> _ENTRIES PROVIDED_
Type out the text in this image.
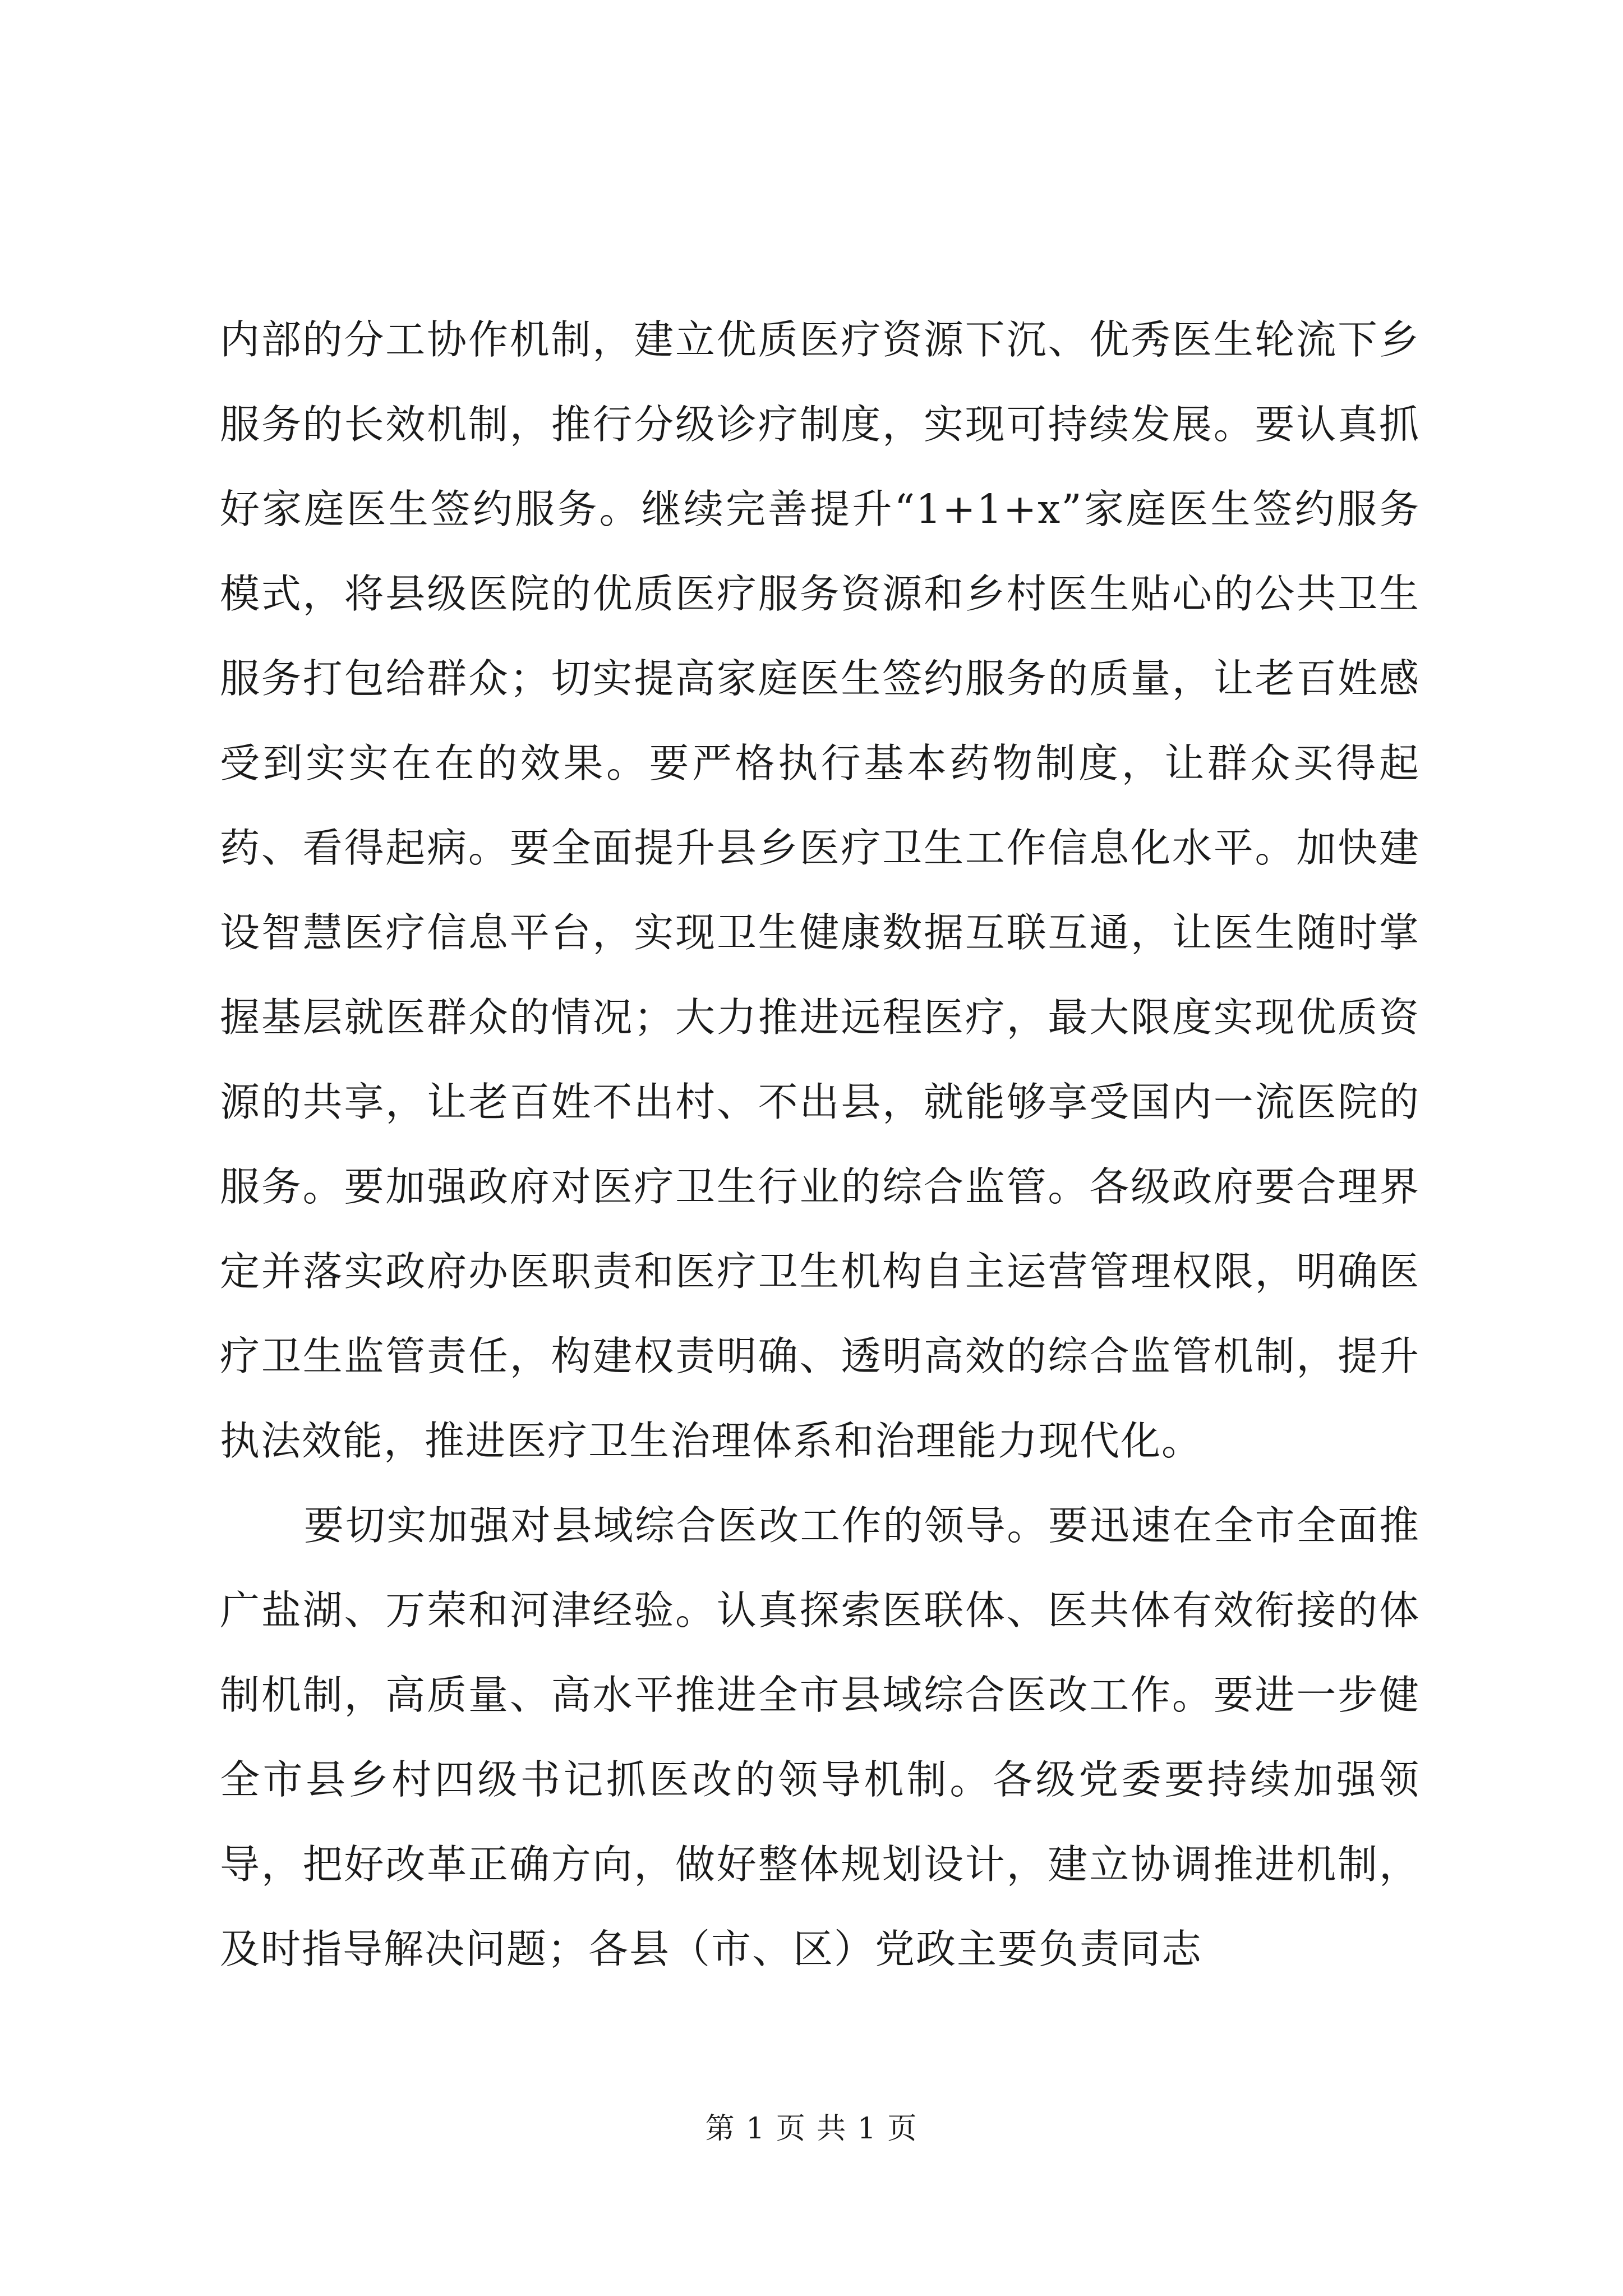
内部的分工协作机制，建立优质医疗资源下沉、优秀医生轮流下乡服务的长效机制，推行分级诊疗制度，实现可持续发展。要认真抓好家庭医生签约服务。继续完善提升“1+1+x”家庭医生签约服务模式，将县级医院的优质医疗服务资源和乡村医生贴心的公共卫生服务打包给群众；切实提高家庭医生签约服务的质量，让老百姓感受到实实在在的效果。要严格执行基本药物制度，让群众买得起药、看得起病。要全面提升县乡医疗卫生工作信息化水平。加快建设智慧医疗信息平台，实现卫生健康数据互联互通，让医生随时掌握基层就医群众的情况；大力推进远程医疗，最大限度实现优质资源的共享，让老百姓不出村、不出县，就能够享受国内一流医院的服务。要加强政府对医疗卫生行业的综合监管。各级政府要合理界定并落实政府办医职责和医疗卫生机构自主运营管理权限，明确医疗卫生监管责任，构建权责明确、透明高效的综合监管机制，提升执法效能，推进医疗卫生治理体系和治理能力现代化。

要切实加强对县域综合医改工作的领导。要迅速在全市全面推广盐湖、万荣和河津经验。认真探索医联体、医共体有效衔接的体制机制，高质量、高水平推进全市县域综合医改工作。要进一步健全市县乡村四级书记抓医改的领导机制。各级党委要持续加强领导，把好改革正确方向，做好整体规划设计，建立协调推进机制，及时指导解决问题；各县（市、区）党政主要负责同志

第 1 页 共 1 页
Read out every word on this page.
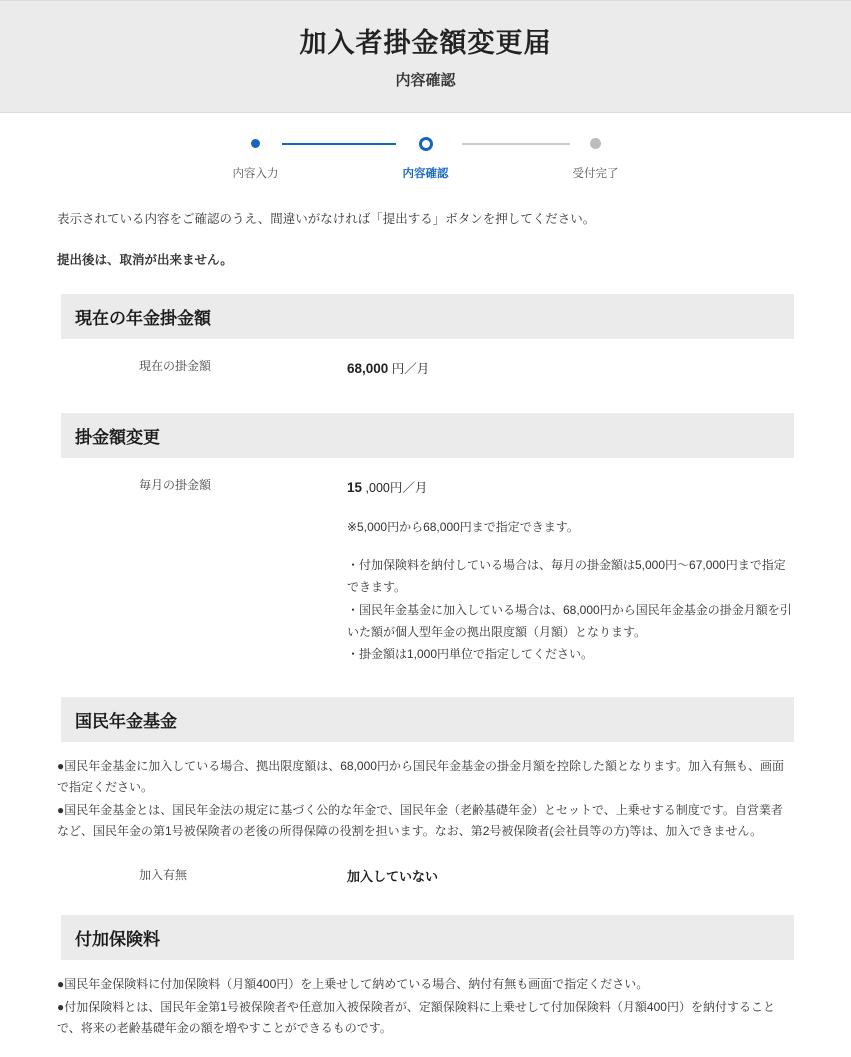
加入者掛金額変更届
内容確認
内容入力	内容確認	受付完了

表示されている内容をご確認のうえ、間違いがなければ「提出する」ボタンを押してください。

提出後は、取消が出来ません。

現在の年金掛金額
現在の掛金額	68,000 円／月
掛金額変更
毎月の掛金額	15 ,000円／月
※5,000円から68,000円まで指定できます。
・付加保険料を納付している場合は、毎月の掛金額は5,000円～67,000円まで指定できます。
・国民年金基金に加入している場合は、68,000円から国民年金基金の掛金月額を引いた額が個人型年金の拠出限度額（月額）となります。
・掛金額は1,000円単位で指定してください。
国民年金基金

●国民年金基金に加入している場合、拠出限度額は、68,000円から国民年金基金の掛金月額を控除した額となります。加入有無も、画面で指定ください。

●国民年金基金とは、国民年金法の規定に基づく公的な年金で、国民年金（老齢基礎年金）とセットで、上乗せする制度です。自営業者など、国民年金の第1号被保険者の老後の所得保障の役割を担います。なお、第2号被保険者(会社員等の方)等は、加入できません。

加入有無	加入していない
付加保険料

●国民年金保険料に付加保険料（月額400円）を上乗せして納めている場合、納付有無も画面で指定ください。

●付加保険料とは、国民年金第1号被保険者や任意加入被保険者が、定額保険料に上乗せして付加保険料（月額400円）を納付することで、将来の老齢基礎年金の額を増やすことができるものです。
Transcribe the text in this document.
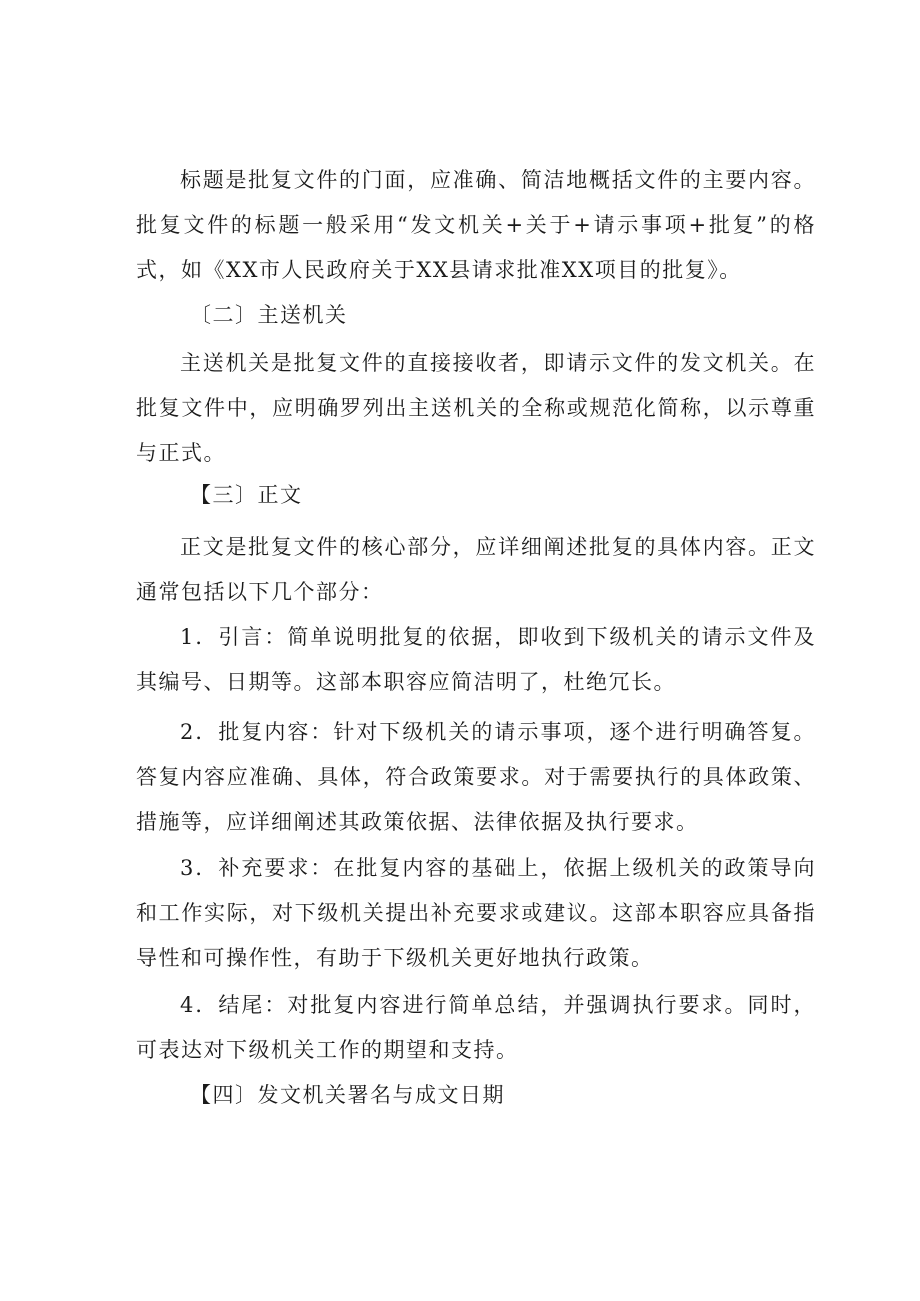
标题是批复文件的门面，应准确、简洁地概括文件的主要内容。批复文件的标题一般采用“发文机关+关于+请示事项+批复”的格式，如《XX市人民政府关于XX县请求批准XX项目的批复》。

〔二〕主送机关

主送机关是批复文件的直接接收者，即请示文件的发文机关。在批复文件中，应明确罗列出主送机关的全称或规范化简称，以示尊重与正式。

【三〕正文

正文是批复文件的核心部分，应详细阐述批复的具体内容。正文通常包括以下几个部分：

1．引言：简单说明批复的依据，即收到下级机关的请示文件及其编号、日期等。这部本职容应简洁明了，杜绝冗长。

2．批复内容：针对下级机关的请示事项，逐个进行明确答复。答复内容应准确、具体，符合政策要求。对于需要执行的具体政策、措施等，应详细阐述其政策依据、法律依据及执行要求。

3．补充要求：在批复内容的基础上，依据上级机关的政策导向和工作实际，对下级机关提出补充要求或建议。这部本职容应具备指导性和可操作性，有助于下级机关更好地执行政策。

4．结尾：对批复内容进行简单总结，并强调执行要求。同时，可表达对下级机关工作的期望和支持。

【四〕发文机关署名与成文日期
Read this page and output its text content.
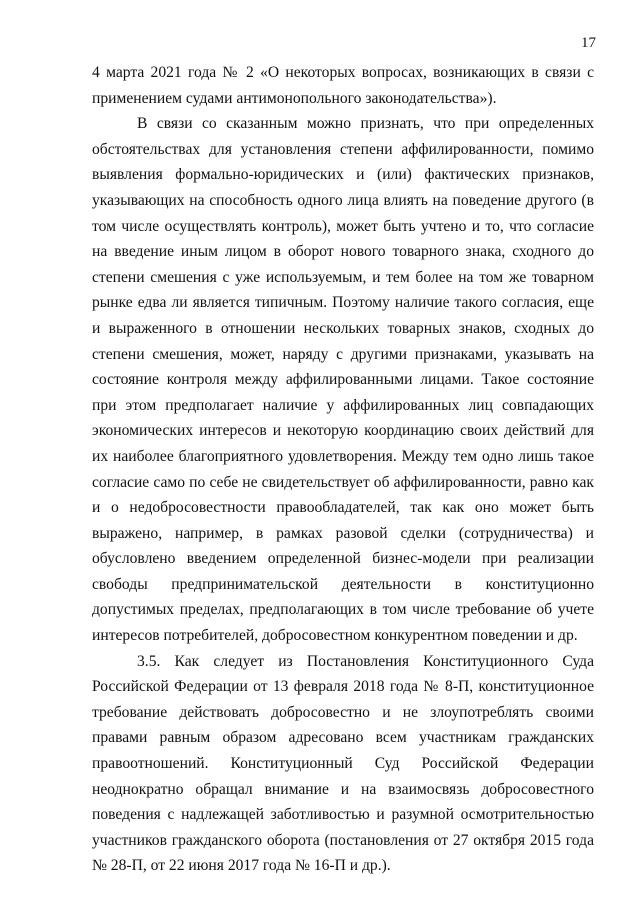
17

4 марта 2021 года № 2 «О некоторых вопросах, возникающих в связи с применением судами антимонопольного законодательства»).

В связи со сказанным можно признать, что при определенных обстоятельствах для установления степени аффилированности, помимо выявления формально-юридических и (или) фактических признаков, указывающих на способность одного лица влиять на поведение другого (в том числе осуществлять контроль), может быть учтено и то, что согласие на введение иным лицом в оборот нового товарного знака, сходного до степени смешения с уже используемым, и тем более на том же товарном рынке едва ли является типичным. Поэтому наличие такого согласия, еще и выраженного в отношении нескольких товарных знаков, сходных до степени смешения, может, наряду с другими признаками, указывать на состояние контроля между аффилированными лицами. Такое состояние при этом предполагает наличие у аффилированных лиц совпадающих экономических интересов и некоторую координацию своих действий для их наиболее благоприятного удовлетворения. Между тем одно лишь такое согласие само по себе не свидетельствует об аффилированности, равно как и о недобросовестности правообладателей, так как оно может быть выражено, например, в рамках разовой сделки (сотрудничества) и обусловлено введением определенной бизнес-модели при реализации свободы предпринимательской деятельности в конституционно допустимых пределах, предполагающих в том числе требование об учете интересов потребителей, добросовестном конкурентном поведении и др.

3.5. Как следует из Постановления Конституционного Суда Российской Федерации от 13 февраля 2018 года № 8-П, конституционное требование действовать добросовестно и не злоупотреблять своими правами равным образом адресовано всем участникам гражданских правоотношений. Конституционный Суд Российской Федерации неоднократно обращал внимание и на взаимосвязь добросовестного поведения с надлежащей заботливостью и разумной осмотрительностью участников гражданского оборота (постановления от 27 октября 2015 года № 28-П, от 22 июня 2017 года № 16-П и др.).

> _PROBLEM REQUIREMENTS_
Find every line containing the word "text", then give the total and nothing more.

> _SOLUTION TO THE EXERCISE_
3